** Data records **
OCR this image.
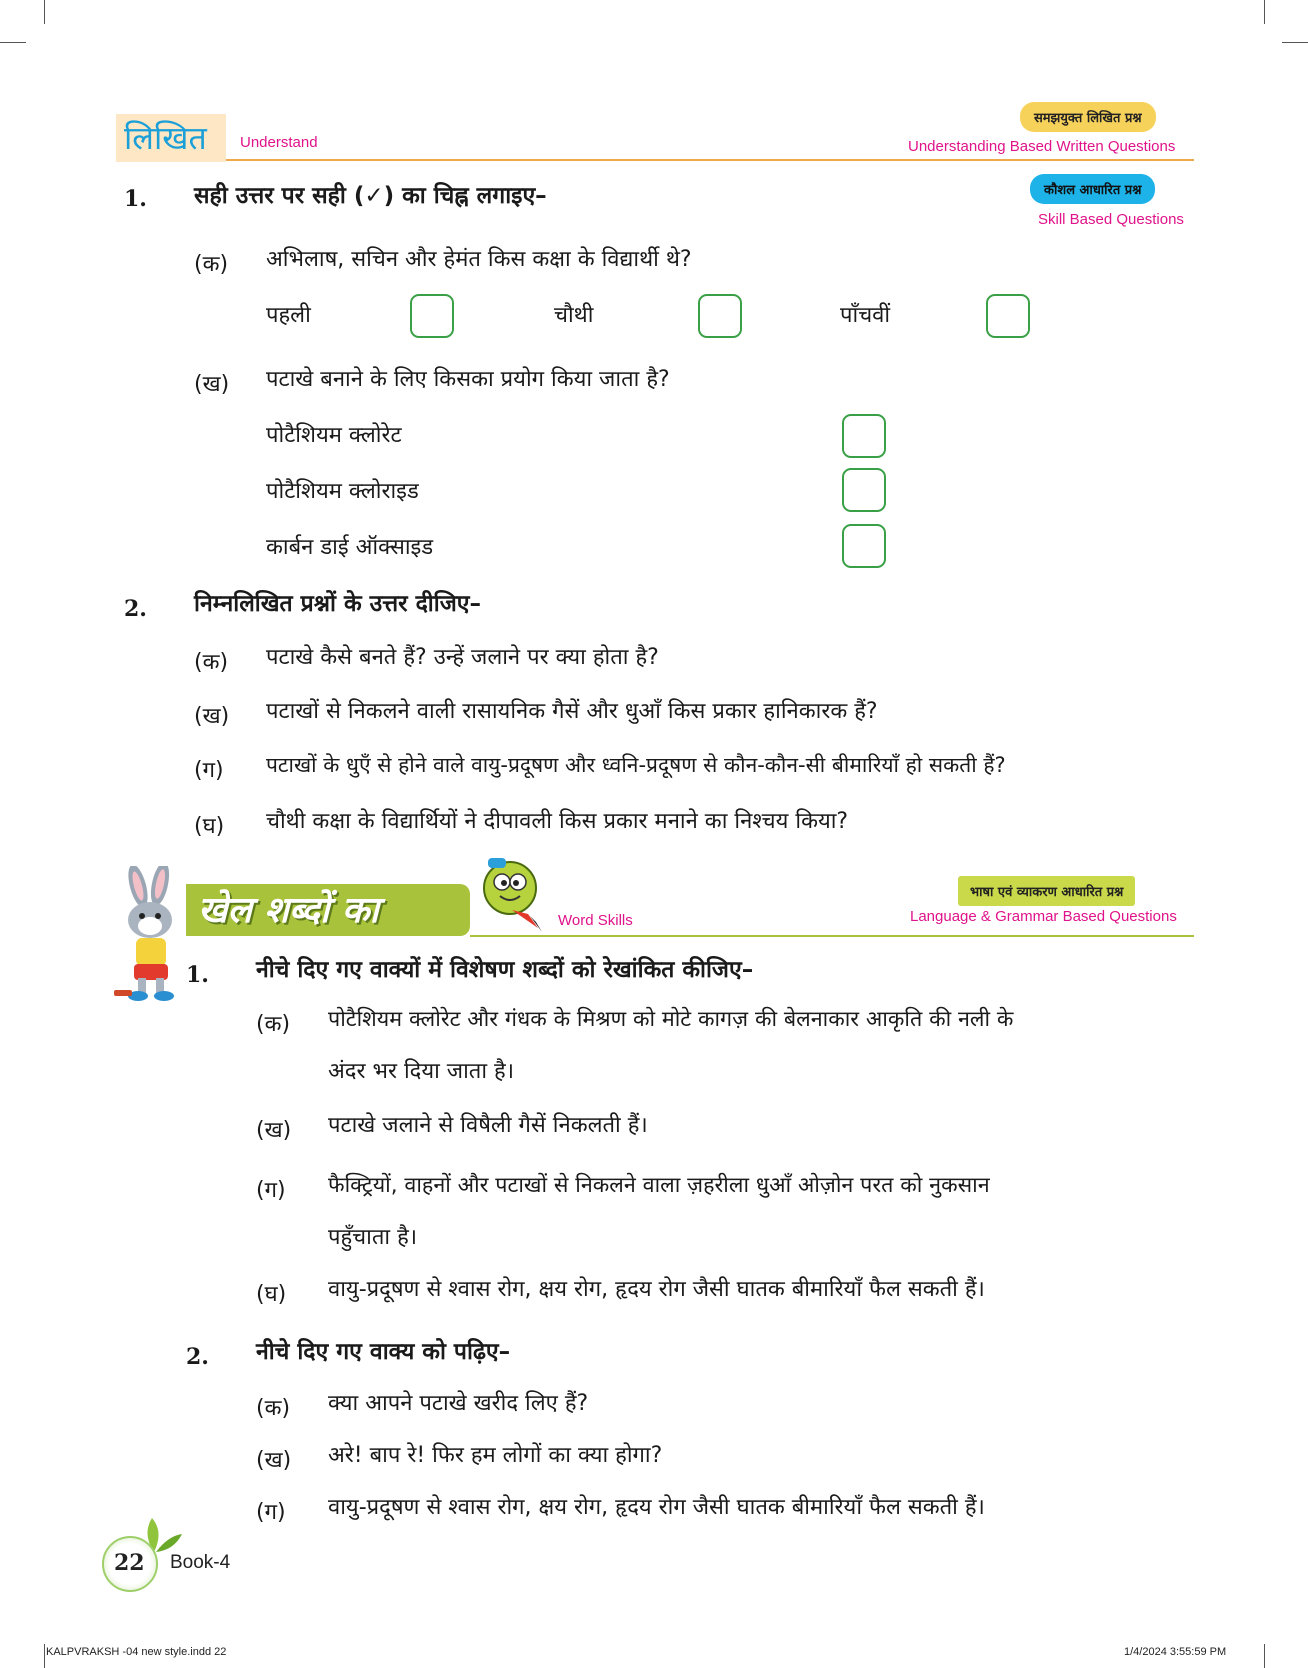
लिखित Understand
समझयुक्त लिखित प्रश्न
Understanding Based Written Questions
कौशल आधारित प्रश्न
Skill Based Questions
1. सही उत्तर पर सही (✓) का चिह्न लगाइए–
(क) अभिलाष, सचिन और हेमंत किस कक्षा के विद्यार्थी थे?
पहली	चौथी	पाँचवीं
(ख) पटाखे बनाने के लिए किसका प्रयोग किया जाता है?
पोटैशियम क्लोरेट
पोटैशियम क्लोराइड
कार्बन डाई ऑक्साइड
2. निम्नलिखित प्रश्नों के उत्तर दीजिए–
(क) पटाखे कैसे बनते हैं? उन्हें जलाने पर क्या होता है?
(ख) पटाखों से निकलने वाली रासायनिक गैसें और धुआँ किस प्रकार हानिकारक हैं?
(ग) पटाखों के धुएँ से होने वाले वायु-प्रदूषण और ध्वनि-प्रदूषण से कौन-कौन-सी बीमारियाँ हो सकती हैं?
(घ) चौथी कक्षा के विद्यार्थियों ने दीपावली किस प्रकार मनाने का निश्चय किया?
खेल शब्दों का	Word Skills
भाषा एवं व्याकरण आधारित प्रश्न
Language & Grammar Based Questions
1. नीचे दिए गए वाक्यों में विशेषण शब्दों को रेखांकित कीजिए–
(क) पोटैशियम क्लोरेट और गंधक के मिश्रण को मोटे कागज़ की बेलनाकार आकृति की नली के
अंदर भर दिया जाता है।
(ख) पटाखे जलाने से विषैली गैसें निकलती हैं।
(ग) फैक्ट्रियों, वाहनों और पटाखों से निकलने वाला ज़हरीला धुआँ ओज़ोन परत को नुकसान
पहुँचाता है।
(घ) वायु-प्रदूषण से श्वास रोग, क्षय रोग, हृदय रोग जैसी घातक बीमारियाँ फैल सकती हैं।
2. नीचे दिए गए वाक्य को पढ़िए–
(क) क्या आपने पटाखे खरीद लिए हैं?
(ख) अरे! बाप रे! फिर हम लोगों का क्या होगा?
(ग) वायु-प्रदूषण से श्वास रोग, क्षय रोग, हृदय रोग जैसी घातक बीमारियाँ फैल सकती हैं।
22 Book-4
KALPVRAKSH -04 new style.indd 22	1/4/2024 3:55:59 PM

** What you need to do **
Quote the records above in full, dropping each picture.

** Task answer **
OCR this image.
लिखित Understand
समझयुक्त लिखित प्रश्न
Understanding Based Written Questions
कौशल आधारित प्रश्न
Skill Based Questions
1. सही उत्तर पर सही (✓) का चिह्न लगाइए–
(क) अभिलाष, सचिन और हेमंत किस कक्षा के विद्यार्थी थे?
पहली	चौथी	पाँचवीं
(ख) पटाखे बनाने के लिए किसका प्रयोग किया जाता है?
पोटैशियम क्लोरेट
पोटैशियम क्लोराइड
कार्बन डाई ऑक्साइड
2. निम्नलिखित प्रश्नों के उत्तर दीजिए–
(क) पटाखे कैसे बनते हैं? उन्हें जलाने पर क्या होता है?
(ख) पटाखों से निकलने वाली रासायनिक गैसें और धुआँ किस प्रकार हानिकारक हैं?
(ग) पटाखों के धुएँ से होने वाले वायु-प्रदूषण और ध्वनि-प्रदूषण से कौन-कौन-सी बीमारियाँ हो सकती हैं?
(घ) चौथी कक्षा के विद्यार्थियों ने दीपावली किस प्रकार मनाने का निश्चय किया?
खेल शब्दों का	Word Skills
भाषा एवं व्याकरण आधारित प्रश्न
Language & Grammar Based Questions
1. नीचे दिए गए वाक्यों में विशेषण शब्दों को रेखांकित कीजिए–
(क) पोटैशियम क्लोरेट और गंधक के मिश्रण को मोटे कागज़ की बेलनाकार आकृति की नली के
अंदर भर दिया जाता है।
(ख) पटाखे जलाने से विषैली गैसें निकलती हैं।
(ग) फैक्ट्रियों, वाहनों और पटाखों से निकलने वाला ज़हरीला धुआँ ओज़ोन परत को नुकसान
पहुँचाता है।
(घ) वायु-प्रदूषण से श्वास रोग, क्षय रोग, हृदय रोग जैसी घातक बीमारियाँ फैल सकती हैं।
2. नीचे दिए गए वाक्य को पढ़िए–
(क) क्या आपने पटाखे खरीद लिए हैं?
(ख) अरे! बाप रे! फिर हम लोगों का क्या होगा?
(ग) वायु-प्रदूषण से श्वास रोग, क्षय रोग, हृदय रोग जैसी घातक बीमारियाँ फैल सकती हैं।
22 Book-4
KALPVRAKSH -04 new style.indd 22	1/4/2024 3:55:59 PM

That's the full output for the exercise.